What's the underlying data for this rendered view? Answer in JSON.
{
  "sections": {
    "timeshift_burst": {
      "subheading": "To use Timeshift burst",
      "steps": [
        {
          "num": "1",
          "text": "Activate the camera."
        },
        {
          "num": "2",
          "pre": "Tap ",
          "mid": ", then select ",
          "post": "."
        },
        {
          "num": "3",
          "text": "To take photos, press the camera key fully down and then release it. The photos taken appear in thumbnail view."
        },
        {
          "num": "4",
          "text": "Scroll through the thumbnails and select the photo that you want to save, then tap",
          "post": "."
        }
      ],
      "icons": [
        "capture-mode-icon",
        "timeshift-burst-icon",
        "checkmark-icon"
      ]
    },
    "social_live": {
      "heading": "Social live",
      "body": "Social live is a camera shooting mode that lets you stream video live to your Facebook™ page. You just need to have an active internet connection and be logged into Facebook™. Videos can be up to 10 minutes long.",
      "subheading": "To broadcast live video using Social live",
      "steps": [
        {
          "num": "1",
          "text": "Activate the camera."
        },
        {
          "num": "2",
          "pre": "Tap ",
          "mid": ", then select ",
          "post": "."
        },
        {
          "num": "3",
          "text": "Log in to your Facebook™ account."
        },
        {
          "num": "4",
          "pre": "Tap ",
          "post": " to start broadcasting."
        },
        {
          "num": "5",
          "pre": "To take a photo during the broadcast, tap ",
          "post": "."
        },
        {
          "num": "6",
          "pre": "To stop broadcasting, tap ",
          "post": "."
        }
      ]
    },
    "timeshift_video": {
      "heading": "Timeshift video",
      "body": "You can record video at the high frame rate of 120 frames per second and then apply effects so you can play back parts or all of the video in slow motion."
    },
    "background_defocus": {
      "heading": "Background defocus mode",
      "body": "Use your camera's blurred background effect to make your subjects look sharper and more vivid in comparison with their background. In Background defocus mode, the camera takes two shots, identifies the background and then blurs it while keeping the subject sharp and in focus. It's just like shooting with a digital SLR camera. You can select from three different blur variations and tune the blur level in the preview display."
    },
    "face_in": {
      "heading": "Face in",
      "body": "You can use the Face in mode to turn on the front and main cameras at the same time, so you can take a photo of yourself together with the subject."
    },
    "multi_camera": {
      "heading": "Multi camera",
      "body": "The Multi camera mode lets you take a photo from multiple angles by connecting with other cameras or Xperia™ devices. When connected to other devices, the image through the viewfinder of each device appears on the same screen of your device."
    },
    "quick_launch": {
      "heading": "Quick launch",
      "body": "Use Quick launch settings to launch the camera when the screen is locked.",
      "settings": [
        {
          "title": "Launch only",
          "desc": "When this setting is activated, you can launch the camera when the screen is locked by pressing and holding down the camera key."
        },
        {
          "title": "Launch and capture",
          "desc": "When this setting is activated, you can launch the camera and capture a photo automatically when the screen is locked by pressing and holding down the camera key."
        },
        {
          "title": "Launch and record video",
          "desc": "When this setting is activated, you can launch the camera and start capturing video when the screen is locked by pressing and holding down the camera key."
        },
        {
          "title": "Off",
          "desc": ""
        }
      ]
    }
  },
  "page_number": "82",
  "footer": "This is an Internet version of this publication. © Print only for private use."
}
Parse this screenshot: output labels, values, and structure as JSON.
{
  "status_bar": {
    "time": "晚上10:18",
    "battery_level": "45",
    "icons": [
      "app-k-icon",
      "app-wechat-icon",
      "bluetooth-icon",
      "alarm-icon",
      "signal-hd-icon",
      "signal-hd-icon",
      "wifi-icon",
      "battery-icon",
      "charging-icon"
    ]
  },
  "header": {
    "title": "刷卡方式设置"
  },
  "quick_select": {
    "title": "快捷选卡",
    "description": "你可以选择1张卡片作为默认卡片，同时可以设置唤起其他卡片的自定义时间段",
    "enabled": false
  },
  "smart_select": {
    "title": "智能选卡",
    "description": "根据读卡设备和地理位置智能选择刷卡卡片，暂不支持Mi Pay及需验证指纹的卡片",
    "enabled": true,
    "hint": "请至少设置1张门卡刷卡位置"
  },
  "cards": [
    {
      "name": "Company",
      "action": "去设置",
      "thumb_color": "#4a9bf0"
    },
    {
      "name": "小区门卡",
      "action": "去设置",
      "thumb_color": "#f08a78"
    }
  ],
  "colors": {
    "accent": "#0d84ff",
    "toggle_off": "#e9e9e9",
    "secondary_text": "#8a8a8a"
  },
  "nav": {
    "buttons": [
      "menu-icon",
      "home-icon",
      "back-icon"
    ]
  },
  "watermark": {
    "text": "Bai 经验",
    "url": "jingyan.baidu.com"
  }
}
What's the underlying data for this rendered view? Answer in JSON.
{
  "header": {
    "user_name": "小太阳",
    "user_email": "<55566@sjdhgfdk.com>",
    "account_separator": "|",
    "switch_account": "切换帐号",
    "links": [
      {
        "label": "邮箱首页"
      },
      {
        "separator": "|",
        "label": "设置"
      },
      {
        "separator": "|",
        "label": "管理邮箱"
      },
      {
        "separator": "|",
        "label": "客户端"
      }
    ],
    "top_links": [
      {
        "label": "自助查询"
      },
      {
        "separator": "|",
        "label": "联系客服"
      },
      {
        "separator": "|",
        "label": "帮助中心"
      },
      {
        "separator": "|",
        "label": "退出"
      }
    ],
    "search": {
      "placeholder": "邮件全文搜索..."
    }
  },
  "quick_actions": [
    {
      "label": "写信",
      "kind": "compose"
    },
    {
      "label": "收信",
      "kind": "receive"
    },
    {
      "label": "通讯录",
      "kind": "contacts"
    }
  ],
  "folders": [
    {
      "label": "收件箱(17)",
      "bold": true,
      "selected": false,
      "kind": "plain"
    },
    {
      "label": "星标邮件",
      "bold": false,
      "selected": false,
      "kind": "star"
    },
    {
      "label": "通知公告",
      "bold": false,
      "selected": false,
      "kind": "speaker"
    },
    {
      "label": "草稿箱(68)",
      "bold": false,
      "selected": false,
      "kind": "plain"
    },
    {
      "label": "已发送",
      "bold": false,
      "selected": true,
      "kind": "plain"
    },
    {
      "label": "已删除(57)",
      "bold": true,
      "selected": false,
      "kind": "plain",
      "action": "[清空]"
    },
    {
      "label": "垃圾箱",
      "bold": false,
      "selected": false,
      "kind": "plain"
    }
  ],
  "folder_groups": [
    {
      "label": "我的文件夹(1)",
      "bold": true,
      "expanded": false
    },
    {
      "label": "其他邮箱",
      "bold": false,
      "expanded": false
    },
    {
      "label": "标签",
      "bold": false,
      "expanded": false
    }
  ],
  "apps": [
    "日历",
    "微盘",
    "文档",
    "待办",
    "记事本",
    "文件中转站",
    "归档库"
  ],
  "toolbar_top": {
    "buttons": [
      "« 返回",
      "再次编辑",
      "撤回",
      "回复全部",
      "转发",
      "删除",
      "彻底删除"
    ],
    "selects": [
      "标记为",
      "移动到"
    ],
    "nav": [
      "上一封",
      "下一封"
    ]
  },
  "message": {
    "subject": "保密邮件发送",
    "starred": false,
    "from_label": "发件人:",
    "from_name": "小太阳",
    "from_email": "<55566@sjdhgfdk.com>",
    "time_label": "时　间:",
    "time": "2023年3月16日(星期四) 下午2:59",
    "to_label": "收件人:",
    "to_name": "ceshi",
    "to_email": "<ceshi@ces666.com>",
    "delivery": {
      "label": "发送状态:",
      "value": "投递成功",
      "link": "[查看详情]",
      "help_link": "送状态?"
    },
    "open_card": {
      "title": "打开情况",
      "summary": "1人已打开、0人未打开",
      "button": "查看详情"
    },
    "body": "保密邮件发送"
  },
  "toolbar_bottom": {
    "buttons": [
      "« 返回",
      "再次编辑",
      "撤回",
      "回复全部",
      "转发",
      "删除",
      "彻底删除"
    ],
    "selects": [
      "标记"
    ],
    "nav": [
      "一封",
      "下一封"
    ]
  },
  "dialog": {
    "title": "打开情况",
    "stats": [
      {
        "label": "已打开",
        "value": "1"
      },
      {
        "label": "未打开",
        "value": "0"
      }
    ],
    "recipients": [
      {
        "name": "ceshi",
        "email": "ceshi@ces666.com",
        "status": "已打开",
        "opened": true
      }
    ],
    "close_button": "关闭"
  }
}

------------------------------------------------

EXERCISE PROMPT
Find the string "description" in the records, then copy each line where it occurs.

TASK ANSWER
    "description": "你可以选择1张卡片作为默认卡片，同时可以设置唤起其他卡片的自定义时间段",
    "description": "根据读卡设备和地理位置智能选择刷卡卡片，暂不支持Mi Pay及需验证指纹的卡片",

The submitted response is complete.